§ **Objective**
Identify and copy all lines of the material where the string "Russie" is found.

(Saved entries)
::::

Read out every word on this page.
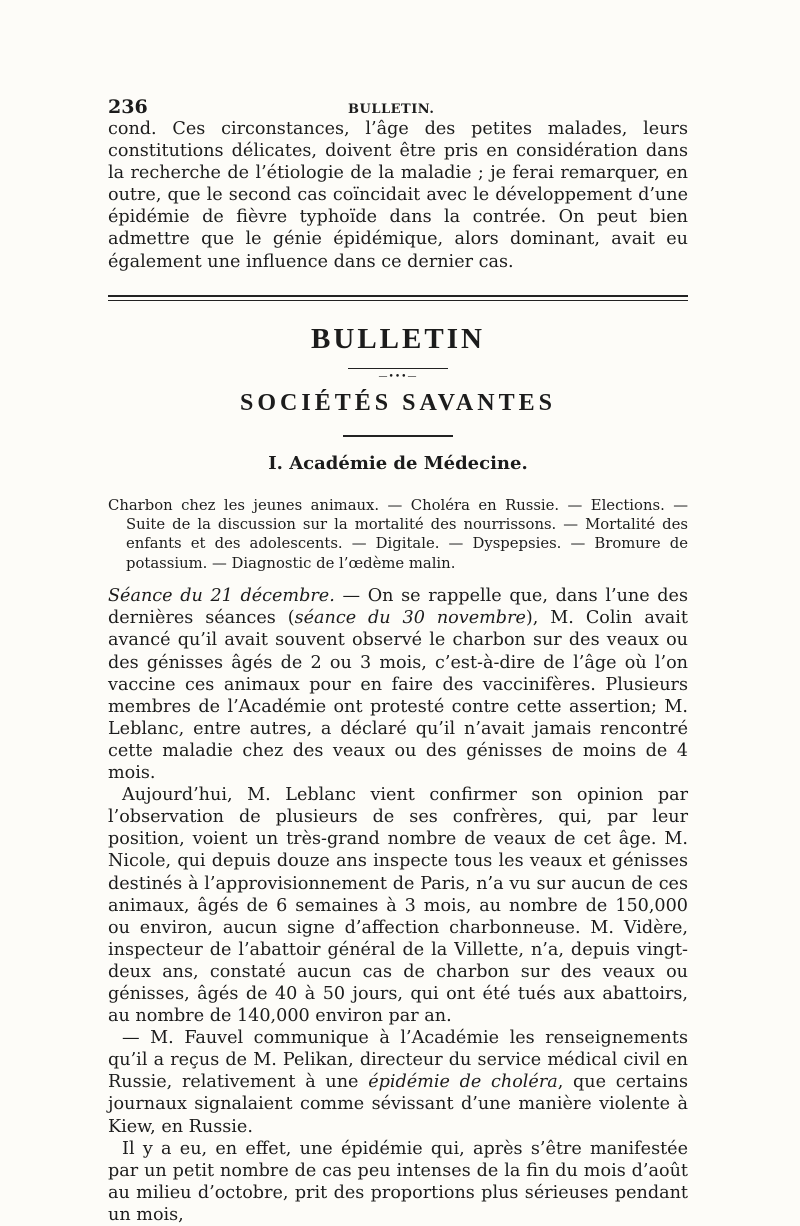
236	BULLETIN.

cond. Ces circonstances, l’âge des petites malades, leurs constitutions délicates, doivent être pris en considération dans la recherche de l’étiologie de la maladie ; je ferai remarquer, en outre, que le second cas coïncidait avec le développement d’une épidémie de fièvre typhoïde dans la contrée. On peut bien admettre que le génie épidémique, alors dominant, avait eu également une influence dans ce dernier cas.

BULLETIN
—•••—
SOCIÉTÉS SAVANTES
I. Académie de Médecine.

Charbon chez les jeunes animaux. — Choléra en Russie. — Elections. — Suite de la discussion sur la mortalité des nourrissons. — Mortalité des enfants et des adolescents. — Digitale. — Dyspepsies. — Bromure de potassium. — Diagnostic de l’œdème malin.

Séance du 21 décembre. — On se rappelle que, dans l’une des dernières séances (séance du 30 novembre), M. Colin avait avancé qu’il avait souvent observé le charbon sur des veaux ou des génisses âgés de 2 ou 3 mois, c’est-à-dire de l’âge où l’on vaccine ces animaux pour en faire des vaccinifères. Plusieurs membres de l’Académie ont protesté contre cette assertion; M. Leblanc, entre autres, a déclaré qu’il n’avait jamais rencontré cette maladie chez des veaux ou des génisses de moins de 4 mois.

Aujourd’hui, M. Leblanc vient confirmer son opinion par l’observation de plusieurs de ses confrères, qui, par leur position, voient un très-grand nombre de veaux de cet âge. M. Nicole, qui depuis douze ans inspecte tous les veaux et génisses destinés à l’approvisionnement de Paris, n’a vu sur aucun de ces animaux, âgés de 6 semaines à 3 mois, au nombre de 150,000 ou environ, aucun signe d’affection charbonneuse. M. Vidère, inspecteur de l’abattoir général de la Villette, n’a, depuis vingt-deux ans, constaté aucun cas de charbon sur des veaux ou génisses, âgés de 40 à 50 jours, qui ont été tués aux abattoirs, au nombre de 140,000 environ par an.

— M. Fauvel communique à l’Académie les renseignements qu’il a reçus de M. Pelikan, directeur du service médical civil en Russie, relativement à une épidémie de choléra, que certains journaux signalaient comme sévissant d’une manière violente à Kiew, en Russie.

Il y a eu, en effet, une épidémie qui, après s’être manifestée par un petit nombre de cas peu intenses de la fin du mois d’août au milieu d’octobre, prit des proportions plus sérieuses pendant un mois,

::::

§ **The result**
Charbon chez les jeunes animaux. — Choléra en Russie. — Elections. — Suite de la discussion sur la mortalité des nourrissons. — Mortalité des enfants et des adolescents. — Digitale. — Dyspepsies. — Bromure de potassium. — Diagnostic de l’œdème malin.
— M. Fauvel communique à l’Académie les renseignements qu’il a reçus de M. Pelikan, directeur du service médical civil en Russie, relativement à une épidémie de choléra, que certains journaux signalaient comme sévissant d’une manière violente à Kiew, en Russie.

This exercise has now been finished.